### OBJECTIF
Recopiez fidèlement le passage du texte à lire qui va de « Texte intégral » jusqu'à « c'est tant mieux. » inclus.

---- TEXTE À LIRE

Texte intégral
A mon tour, je me satisfais naturellement de ce rendez-vous. Je ne dirai pas commémoration, parce qu'un anniversaire comme celui-là ne doit pas être, de mon point de vue, qu'une commémoration. Ce n'est pas d'ailleurs dans cet état d'esprit-là que vous le faites, et c'est tant mieux.
Quelques mots sur l'histoire des Instituts.
Je serai relativement bref puisque, vous l'imaginez bien, je n'ai pas été un témoin direct de cette période et surtout pas un acteur aussi essentiel que Monsieur David. Je voudrais, d'une certaine manière aussi, le remercier pour son choix osé. Mes prédécesseurs l'ont fait avant moi. Après que d'autres dirigeants de la CGT aient hésité longtemps sur l'opportunité de se lancer peut-être dans ce qu'ils qualifiaient, eux-mêmes à l'époque, un peu d'aventure ou d'aventurisme. Il l'a évoqué à demi-mot, mais peut-être qu'il y reviendra et les publications y font référence.
Il y avait plusieurs handicaps pour cette ambition du point de vue de notre organisation. Sans doute la perception que pouvait avoir la CGT de l'époque, du monde universitaire tout simplement. Envisager une démarche de coopération avec l'université, c'était déjà mettre un pied quelque part dans l'inconnu. C'était la première réticence.

--------
---- ITEMS FOURNIS

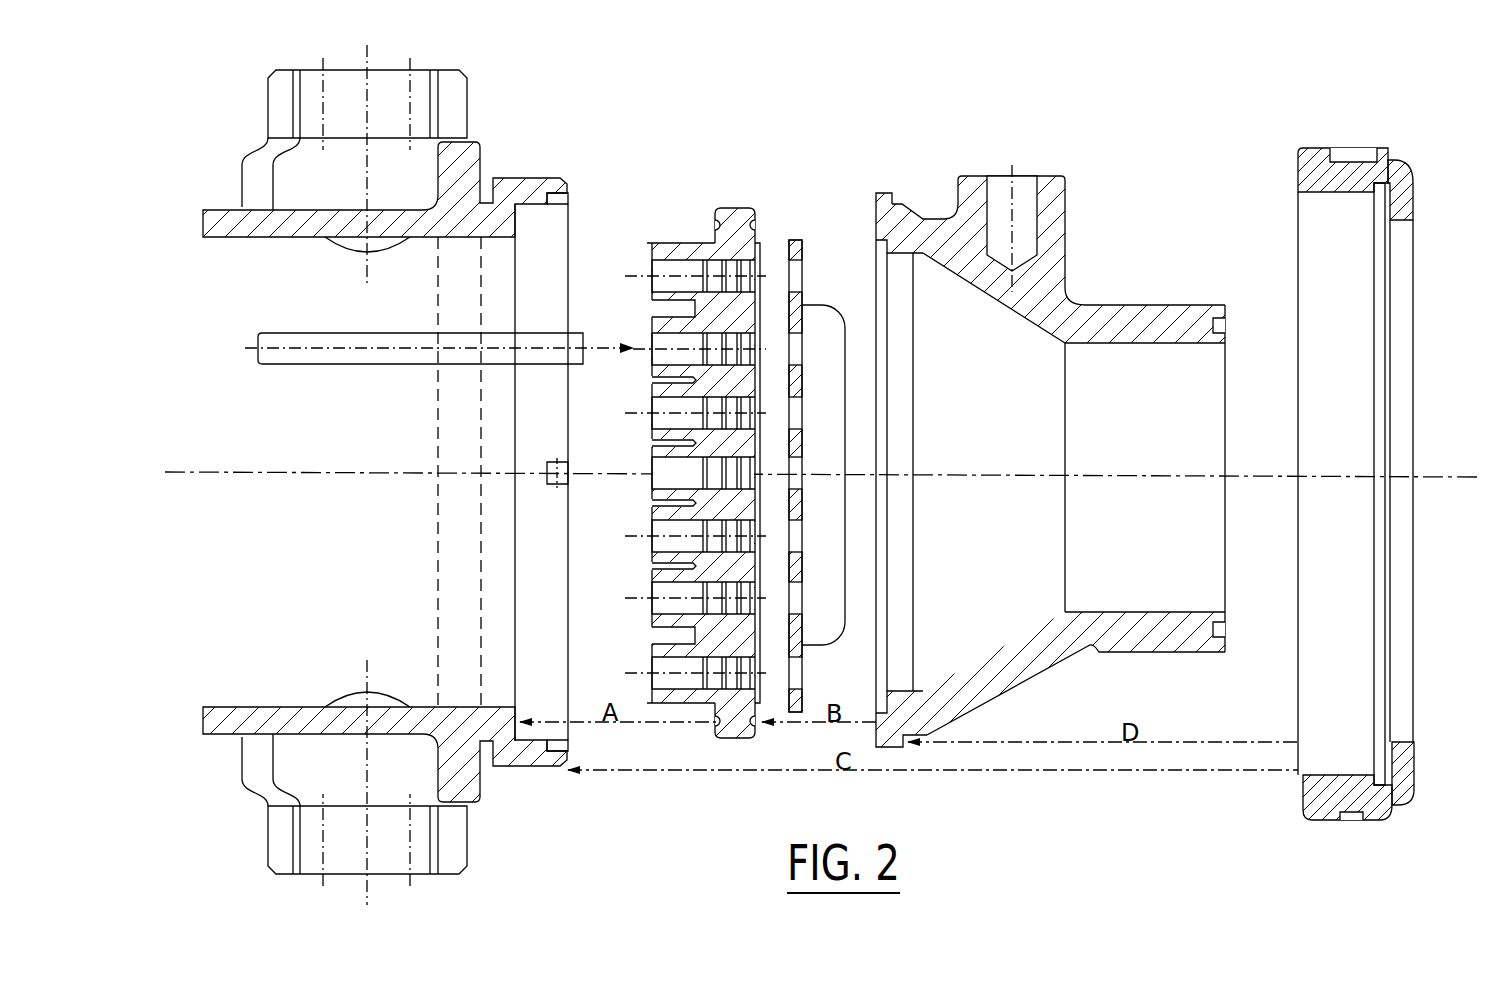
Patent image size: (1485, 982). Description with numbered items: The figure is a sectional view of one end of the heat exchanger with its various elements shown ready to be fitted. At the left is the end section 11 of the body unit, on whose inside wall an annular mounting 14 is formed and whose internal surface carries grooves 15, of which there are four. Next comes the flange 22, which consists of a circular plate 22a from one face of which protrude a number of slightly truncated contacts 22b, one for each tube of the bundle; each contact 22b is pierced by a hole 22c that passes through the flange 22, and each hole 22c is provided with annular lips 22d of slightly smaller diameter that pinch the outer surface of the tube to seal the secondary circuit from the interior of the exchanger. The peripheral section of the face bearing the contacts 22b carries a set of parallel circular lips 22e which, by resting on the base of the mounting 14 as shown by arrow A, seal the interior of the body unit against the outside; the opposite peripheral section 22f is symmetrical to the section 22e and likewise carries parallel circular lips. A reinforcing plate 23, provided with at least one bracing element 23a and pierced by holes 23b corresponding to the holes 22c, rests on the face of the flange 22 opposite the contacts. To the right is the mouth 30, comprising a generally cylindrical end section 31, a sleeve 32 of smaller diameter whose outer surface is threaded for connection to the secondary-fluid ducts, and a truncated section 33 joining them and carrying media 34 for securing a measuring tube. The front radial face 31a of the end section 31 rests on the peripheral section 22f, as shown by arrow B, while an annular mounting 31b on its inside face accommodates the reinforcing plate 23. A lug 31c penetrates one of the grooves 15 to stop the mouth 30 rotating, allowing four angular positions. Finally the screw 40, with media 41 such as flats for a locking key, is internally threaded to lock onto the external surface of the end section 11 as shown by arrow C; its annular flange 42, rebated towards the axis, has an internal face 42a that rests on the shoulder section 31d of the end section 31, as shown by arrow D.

The end section 11 is at (570, 121).
The annular mounting 14 is at (525, 205).
The groove 15 is at (562, 197).
The flange 22 is at (706, 442).
The circular plate 22a is at (744, 216).
The contact point 22b is at (693, 222).
The hole 22c is at (668, 270).
The annular lip 22d is at (727, 289).
The circular lips 22e is at (713, 222).
The peripheral section 22f is at (762, 226).
The reinforcing plate 23 is at (829, 476).
The bracing element 23a is at (827, 615).
The hole 23b is at (801, 360).
The mouth 30 is at (1027, 419).
The end section 31 is at (1027, 419).
The front radial face 31a is at (874, 219).
The annular mounting 31b is at (880, 357).
The lug 31c is at (892, 197).
The shoulder section 31d is at (915, 225).
The sleeve 32 is at (1158, 432).
The truncated section 33 is at (1022, 300).
The media 34 is at (1053, 197).
The screw 40 is at (1378, 459).
The media 41 is at (1345, 146).
The annular flange 42 is at (1402, 200).
The internal face 42a is at (1377, 205).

--------

### RÉPONSE ATTENDUE
Texte intégral
A mon tour, je me satisfais naturellement de ce rendez-vous. Je ne dirai pas commémoration, parce qu'un anniversaire comme celui-là ne doit pas être, de mon point de vue, qu'une commémoration. Ce n'est pas d'ailleurs dans cet état d'esprit-là que vous le faites, et c'est tant mieux.